▶ _What to do_
Tell how many lines carry the word "retirement"; the reply is the number and nothing else.
[Start of Record excerpts]
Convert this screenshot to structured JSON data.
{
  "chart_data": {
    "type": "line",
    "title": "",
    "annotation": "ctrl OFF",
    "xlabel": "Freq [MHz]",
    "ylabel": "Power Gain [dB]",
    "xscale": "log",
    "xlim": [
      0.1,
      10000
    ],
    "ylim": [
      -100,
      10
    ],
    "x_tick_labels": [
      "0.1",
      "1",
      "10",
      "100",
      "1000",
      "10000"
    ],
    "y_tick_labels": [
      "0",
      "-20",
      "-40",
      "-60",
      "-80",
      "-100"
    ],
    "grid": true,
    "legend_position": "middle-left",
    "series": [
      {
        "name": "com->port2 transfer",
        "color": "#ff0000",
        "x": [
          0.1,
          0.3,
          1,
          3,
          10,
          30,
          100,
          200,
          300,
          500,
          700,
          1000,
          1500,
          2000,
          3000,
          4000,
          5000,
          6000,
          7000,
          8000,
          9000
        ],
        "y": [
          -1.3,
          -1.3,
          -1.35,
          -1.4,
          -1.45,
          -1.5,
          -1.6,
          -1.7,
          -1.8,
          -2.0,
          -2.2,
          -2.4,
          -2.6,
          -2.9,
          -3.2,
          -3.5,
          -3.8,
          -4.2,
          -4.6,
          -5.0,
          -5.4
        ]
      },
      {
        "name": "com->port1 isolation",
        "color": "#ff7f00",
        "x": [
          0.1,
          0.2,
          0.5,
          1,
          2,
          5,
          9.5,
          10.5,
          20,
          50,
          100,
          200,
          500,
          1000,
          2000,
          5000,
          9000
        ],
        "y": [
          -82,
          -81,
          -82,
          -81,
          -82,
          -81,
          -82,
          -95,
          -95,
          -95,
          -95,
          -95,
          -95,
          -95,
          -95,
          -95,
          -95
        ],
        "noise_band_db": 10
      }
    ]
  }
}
[End of Record excerpts]
[Start of Record excerpts]
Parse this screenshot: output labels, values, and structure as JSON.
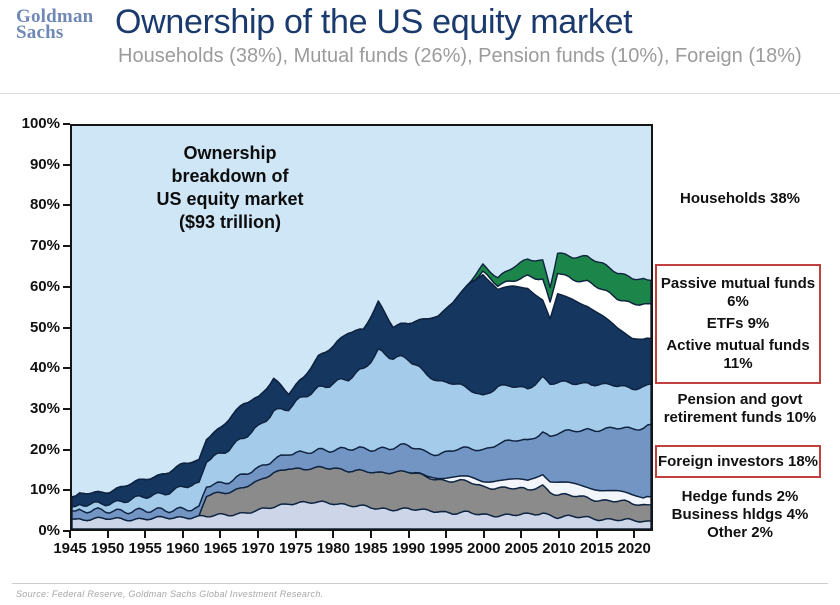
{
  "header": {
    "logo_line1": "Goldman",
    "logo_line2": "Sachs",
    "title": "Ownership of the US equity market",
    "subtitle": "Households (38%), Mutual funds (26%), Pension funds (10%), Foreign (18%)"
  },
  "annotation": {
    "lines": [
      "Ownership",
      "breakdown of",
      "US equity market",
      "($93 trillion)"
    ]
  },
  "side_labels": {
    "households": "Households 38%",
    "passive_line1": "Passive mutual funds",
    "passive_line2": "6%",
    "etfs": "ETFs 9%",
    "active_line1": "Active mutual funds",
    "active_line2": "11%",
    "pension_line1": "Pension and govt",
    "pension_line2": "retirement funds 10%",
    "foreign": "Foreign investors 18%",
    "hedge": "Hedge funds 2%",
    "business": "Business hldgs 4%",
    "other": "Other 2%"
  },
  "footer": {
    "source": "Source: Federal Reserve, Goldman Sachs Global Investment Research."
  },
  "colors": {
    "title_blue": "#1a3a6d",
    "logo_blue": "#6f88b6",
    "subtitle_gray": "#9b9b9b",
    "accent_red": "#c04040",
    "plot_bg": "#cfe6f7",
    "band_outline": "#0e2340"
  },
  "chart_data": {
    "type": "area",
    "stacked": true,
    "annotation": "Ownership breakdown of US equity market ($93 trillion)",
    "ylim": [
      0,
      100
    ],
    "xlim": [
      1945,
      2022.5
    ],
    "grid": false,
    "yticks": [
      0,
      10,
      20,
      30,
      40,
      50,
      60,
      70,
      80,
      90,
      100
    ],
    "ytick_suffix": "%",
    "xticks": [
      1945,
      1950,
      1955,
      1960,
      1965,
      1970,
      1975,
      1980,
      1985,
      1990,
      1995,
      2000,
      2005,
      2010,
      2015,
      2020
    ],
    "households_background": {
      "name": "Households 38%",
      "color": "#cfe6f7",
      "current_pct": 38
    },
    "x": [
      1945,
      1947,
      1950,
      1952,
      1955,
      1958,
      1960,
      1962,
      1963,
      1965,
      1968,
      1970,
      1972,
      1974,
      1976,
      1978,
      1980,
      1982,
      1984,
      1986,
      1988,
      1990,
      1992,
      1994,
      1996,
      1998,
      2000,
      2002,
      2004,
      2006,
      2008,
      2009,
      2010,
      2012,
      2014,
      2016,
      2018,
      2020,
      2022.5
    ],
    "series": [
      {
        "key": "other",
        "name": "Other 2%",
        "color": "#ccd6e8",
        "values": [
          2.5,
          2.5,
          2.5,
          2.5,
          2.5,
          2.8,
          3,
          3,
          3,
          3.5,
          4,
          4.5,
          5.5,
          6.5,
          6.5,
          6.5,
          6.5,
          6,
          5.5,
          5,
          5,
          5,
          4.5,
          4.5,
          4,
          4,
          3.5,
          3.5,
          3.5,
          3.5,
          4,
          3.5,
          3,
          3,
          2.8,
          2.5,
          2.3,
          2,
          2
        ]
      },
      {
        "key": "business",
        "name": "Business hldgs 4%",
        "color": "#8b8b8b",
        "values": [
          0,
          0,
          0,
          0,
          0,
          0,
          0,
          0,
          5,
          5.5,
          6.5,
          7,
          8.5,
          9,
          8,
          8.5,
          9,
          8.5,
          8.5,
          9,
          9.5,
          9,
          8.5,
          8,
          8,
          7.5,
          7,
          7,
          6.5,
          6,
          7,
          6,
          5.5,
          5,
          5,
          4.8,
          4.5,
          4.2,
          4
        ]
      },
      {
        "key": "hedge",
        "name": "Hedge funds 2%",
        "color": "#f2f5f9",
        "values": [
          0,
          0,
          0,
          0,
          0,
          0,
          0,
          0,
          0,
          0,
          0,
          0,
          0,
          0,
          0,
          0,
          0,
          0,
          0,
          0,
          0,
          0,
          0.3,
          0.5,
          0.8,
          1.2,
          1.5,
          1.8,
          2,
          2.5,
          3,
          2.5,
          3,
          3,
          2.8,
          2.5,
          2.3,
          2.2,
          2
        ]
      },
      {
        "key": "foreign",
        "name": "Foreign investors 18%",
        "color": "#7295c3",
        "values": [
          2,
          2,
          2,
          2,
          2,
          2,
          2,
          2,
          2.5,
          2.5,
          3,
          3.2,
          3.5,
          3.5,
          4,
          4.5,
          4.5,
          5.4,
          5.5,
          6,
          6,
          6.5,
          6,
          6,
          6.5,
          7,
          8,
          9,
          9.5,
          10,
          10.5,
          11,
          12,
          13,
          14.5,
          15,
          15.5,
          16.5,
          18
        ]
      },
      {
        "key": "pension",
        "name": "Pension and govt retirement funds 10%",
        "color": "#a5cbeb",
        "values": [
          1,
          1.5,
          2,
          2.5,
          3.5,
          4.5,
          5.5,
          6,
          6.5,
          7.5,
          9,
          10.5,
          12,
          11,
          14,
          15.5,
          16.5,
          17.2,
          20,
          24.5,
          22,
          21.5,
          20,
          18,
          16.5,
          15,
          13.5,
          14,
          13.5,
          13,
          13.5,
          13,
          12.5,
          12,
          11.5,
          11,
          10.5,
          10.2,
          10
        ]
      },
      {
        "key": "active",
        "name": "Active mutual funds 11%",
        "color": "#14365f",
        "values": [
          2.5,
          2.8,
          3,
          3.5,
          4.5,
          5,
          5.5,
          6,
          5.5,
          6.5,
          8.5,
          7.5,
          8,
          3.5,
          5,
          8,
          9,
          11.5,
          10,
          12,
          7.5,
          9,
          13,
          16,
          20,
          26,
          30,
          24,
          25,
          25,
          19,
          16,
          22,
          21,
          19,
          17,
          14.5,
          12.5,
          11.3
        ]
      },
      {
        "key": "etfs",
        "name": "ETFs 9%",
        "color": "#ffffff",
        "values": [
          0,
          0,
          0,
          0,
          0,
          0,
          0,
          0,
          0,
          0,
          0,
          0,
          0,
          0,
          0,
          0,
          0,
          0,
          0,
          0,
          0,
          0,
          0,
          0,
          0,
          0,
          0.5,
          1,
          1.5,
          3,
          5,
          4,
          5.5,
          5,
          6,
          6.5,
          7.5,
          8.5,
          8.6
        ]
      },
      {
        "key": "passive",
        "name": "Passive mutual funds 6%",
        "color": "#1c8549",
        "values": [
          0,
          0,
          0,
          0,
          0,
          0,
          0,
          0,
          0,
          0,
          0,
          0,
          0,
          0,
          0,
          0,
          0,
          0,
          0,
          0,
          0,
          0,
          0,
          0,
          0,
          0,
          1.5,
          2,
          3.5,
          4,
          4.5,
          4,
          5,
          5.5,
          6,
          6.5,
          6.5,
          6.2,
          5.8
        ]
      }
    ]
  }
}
[End of Record excerpts]
▶ _Complete response_
2